* Start Record extracts *

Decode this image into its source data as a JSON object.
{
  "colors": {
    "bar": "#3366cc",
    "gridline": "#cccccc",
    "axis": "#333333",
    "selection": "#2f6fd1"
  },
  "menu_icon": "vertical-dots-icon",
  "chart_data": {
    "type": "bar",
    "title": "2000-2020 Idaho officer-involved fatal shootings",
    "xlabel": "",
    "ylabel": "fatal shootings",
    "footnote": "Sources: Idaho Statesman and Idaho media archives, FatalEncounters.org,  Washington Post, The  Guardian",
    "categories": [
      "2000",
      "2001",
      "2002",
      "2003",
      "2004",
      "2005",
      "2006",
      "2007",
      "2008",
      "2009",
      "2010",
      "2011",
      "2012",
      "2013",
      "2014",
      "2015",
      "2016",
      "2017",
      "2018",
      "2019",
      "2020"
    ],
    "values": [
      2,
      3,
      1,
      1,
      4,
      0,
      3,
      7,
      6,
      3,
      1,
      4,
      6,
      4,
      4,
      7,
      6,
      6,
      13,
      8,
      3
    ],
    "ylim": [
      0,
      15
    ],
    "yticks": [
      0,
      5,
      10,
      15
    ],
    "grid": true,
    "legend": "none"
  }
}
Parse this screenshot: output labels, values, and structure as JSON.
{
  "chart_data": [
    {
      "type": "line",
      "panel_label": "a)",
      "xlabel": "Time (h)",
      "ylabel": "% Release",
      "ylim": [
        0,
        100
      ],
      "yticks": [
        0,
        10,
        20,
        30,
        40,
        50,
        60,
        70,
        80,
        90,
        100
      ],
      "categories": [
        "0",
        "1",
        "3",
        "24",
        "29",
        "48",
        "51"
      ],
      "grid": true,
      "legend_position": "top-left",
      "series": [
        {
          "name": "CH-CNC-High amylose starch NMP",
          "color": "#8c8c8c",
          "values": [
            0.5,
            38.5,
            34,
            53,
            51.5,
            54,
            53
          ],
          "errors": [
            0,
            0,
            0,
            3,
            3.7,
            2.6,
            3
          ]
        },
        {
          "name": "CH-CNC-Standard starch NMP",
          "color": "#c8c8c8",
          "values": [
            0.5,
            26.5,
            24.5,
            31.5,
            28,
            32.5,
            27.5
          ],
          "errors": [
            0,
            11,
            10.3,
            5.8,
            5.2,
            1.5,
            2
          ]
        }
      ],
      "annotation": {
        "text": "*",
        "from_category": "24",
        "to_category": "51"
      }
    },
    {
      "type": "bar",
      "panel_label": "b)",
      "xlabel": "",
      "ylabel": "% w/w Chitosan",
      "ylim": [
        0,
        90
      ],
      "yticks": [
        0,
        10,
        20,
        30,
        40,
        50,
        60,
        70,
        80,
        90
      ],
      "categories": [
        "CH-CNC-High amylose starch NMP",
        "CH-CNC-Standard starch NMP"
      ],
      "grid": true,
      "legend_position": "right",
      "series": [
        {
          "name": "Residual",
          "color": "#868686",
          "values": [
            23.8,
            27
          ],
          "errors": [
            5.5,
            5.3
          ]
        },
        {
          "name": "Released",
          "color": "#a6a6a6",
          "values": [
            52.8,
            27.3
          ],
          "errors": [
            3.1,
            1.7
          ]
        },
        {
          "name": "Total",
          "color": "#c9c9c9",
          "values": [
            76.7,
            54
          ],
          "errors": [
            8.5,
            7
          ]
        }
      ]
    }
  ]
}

* End Record extracts *

## What to work on
Copy down the whole of the data above, matching it exactly.

## Written response
Decode this image into its source data as a JSON object.
{
  "colors": {
    "bar": "#3366cc",
    "gridline": "#cccccc",
    "axis": "#333333",
    "selection": "#2f6fd1"
  },
  "menu_icon": "vertical-dots-icon",
  "chart_data": {
    "type": "bar",
    "title": "2000-2020 Idaho officer-involved fatal shootings",
    "xlabel": "",
    "ylabel": "fatal shootings",
    "footnote": "Sources: Idaho Statesman and Idaho media archives, FatalEncounters.org,  Washington Post, The  Guardian",
    "categories": [
      "2000",
      "2001",
      "2002",
      "2003",
      "2004",
      "2005",
      "2006",
      "2007",
      "2008",
      "2009",
      "2010",
      "2011",
      "2012",
      "2013",
      "2014",
      "2015",
      "2016",
      "2017",
      "2018",
      "2019",
      "2020"
    ],
    "values": [
      2,
      3,
      1,
      1,
      4,
      0,
      3,
      7,
      6,
      3,
      1,
      4,
      6,
      4,
      4,
      7,
      6,
      6,
      13,
      8,
      3
    ],
    "ylim": [
      0,
      15
    ],
    "yticks": [
      0,
      5,
      10,
      15
    ],
    "grid": true,
    "legend": "none"
  }
}
Parse this screenshot: output labels, values, and structure as JSON.
{
  "chart_data": [
    {
      "type": "line",
      "panel_label": "a)",
      "xlabel": "Time (h)",
      "ylabel": "% Release",
      "ylim": [
        0,
        100
      ],
      "yticks": [
        0,
        10,
        20,
        30,
        40,
        50,
        60,
        70,
        80,
        90,
        100
      ],
      "categories": [
        "0",
        "1",
        "3",
        "24",
        "29",
        "48",
        "51"
      ],
      "grid": true,
      "legend_position": "top-left",
      "series": [
        {
          "name": "CH-CNC-High amylose starch NMP",
          "color": "#8c8c8c",
          "values": [
            0.5,
            38.5,
            34,
            53,
            51.5,
            54,
            53
          ],
          "errors": [
            0,
            0,
            0,
            3,
            3.7,
            2.6,
            3
          ]
        },
        {
          "name": "CH-CNC-Standard starch NMP",
          "color": "#c8c8c8",
          "values": [
            0.5,
            26.5,
            24.5,
            31.5,
            28,
            32.5,
            27.5
          ],
          "errors": [
            0,
            11,
            10.3,
            5.8,
            5.2,
            1.5,
            2
          ]
        }
      ],
      "annotation": {
        "text": "*",
        "from_category": "24",
        "to_category": "51"
      }
    },
    {
      "type": "bar",
      "panel_label": "b)",
      "xlabel": "",
      "ylabel": "% w/w Chitosan",
      "ylim": [
        0,
        90
      ],
      "yticks": [
        0,
        10,
        20,
        30,
        40,
        50,
        60,
        70,
        80,
        90
      ],
      "categories": [
        "CH-CNC-High amylose starch NMP",
        "CH-CNC-Standard starch NMP"
      ],
      "grid": true,
      "legend_position": "right",
      "series": [
        {
          "name": "Residual",
          "color": "#868686",
          "values": [
            23.8,
            27
          ],
          "errors": [
            5.5,
            5.3
          ]
        },
        {
          "name": "Released",
          "color": "#a6a6a6",
          "values": [
            52.8,
            27.3
          ],
          "errors": [
            3.1,
            1.7
          ]
        },
        {
          "name": "Total",
          "color": "#c9c9c9",
          "values": [
            76.7,
            54
          ],
          "errors": [
            8.5,
            7
          ]
        }
      ]
    }
  ]
}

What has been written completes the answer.